SOURCE RECORDS
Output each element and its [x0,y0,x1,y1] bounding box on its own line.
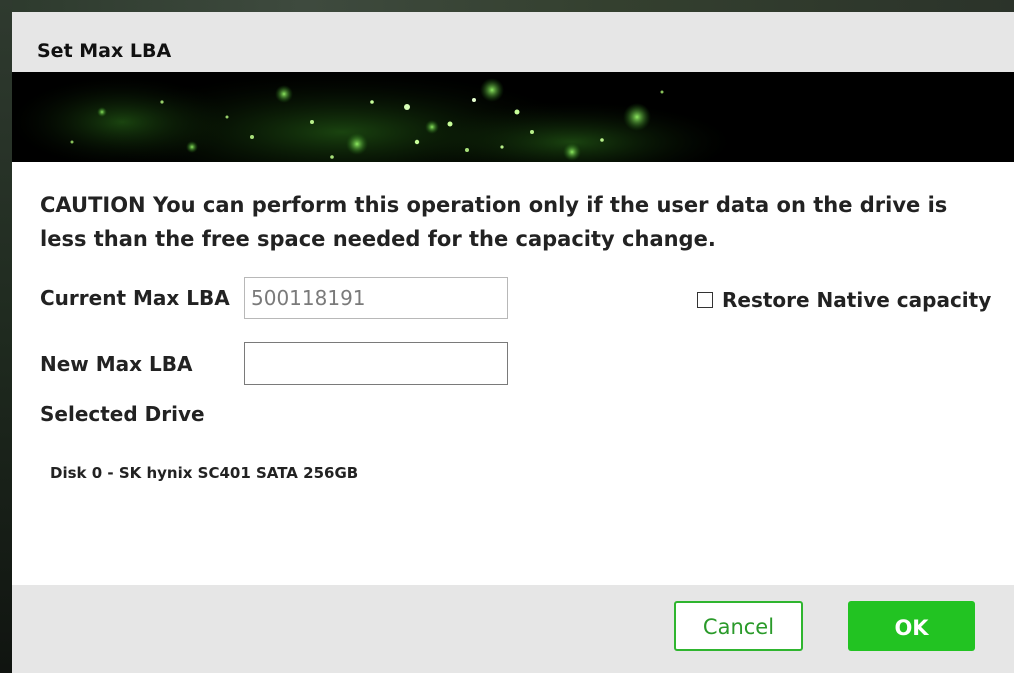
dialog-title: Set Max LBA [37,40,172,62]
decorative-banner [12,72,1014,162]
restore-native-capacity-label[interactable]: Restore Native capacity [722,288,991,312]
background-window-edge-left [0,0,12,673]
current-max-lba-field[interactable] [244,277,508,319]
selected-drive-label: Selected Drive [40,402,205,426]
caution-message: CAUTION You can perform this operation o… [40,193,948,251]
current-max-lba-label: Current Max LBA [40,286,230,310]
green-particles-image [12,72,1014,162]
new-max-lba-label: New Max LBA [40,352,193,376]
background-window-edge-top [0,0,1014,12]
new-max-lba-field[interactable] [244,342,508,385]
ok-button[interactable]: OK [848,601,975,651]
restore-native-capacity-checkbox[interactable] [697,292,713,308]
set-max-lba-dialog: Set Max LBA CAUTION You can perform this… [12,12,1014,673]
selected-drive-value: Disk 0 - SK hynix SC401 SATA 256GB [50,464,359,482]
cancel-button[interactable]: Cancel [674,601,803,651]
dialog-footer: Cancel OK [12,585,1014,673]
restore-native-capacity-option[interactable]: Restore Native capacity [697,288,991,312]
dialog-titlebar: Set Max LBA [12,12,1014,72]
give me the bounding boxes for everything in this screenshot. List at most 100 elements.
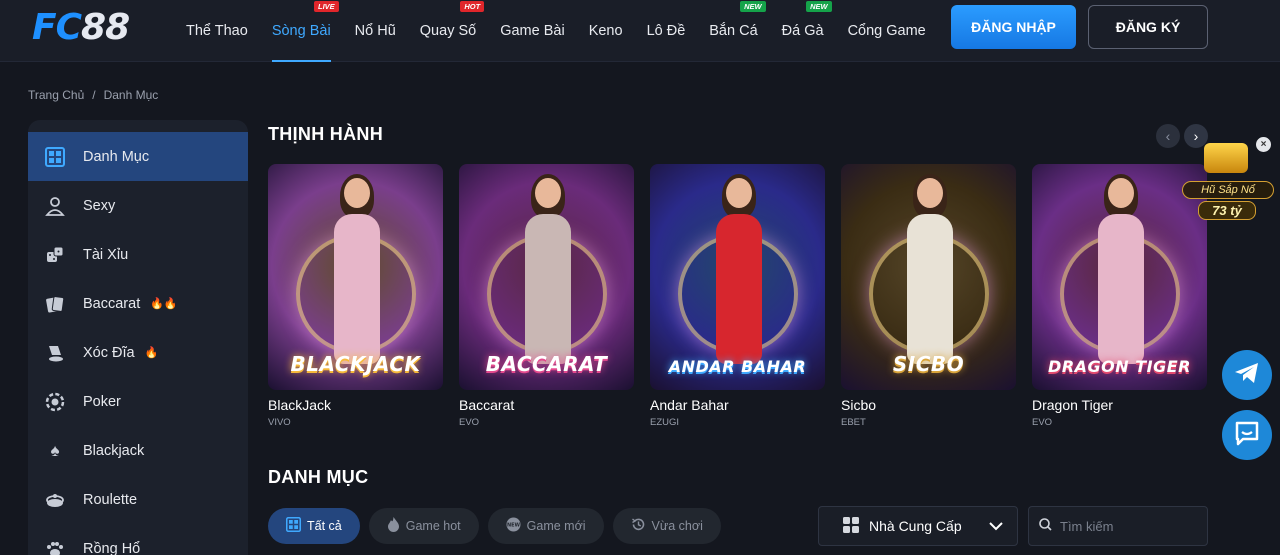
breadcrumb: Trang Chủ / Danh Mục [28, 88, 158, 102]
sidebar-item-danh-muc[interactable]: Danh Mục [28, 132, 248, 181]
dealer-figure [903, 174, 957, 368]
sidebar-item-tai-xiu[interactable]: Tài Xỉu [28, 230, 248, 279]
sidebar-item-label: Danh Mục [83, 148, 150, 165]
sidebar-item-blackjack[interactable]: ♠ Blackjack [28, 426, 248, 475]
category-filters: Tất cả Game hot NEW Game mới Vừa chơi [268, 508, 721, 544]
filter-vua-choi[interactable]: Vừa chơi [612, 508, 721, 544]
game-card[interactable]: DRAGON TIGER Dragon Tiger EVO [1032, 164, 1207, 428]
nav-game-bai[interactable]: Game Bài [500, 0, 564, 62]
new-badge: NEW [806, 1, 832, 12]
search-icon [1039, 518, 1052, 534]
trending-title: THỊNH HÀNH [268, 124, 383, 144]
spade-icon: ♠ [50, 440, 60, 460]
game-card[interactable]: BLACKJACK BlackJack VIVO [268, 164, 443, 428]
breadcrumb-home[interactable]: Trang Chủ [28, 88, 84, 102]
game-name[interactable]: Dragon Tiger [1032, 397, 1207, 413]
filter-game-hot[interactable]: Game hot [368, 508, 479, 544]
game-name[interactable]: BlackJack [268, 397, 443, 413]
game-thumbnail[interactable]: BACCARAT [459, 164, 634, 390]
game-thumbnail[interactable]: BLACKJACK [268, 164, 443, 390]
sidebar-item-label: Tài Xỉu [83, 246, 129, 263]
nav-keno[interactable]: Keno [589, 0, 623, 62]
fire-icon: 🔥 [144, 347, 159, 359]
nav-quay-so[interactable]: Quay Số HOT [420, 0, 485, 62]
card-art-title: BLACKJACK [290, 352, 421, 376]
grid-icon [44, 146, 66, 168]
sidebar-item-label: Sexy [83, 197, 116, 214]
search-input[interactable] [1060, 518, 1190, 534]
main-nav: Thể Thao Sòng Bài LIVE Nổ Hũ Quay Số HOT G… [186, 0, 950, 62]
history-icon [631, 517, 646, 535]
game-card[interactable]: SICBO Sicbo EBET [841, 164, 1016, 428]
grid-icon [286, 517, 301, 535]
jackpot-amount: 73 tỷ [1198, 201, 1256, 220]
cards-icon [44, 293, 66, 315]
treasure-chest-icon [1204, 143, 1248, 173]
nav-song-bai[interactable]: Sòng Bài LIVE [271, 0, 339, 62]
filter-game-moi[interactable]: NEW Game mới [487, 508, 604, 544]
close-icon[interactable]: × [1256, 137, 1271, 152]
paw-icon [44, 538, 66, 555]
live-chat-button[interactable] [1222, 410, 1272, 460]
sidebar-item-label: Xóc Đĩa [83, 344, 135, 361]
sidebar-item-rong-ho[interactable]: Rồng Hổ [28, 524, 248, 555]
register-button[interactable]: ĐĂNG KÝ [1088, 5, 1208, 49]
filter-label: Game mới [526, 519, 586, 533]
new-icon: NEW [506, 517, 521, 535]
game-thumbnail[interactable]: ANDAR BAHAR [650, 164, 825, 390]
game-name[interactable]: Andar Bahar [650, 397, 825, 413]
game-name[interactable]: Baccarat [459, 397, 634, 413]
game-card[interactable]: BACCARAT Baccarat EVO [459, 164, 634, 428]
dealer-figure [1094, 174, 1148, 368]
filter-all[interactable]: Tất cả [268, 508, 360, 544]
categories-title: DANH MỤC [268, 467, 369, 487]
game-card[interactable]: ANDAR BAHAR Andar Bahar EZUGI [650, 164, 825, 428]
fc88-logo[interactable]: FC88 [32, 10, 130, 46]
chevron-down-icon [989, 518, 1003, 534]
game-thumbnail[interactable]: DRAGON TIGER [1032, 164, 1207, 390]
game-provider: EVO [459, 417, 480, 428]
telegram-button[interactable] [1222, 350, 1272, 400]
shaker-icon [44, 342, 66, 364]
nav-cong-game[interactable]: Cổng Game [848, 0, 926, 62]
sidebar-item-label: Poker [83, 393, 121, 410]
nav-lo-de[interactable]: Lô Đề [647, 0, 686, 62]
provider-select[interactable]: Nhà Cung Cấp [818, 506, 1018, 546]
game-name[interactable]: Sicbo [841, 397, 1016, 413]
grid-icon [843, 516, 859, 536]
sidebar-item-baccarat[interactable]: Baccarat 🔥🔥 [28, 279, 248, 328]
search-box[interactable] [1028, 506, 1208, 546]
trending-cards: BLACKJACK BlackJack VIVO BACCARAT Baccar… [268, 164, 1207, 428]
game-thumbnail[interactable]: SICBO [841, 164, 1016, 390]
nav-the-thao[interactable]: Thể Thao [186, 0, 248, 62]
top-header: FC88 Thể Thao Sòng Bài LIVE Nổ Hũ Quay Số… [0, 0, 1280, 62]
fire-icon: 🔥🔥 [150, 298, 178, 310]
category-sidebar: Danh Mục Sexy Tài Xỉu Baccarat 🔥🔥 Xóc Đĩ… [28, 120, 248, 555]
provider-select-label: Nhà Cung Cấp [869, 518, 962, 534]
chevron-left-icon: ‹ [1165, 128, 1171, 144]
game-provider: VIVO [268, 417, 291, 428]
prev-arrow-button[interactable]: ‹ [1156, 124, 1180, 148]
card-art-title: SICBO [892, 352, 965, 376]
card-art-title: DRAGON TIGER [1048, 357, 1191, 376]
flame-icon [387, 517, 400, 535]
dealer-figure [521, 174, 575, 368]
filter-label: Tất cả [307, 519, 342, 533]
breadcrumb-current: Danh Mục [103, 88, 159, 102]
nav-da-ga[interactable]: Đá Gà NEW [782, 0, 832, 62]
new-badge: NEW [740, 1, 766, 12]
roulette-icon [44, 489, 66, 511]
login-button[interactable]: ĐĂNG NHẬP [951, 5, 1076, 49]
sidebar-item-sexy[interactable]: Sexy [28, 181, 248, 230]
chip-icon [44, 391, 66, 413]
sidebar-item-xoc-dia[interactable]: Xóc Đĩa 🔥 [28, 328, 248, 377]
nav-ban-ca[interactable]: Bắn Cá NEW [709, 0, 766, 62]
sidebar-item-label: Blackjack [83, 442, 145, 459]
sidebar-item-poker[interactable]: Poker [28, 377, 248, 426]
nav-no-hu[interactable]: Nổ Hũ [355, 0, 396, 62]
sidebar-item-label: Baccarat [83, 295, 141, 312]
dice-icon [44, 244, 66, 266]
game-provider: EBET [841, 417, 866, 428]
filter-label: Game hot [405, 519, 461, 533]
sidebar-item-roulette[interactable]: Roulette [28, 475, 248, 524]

REQUIREMENTS
Lay out the lines from the one containing "dialog-title: Set Max LBA [37,40,172,62]" to the one containing "selected-drive-label: Selected Drive" as a JSON list of strings, with one string per line and no blank lines.

FINISHED TASK
[
  "dialog-title: Set Max LBA [37,40,172,62]",
  "decorative-banner [12,72,1014,162]",
  "restore-native-capacity-label[interactable]: Restore Native capacity [722,288,991,312]",
  "background-window-edge-left [0,0,12,673]",
  "current-max-lba-field[interactable] [244,277,508,319]",
  "selected-drive-label: Selected Drive [40,402,205,426]"
]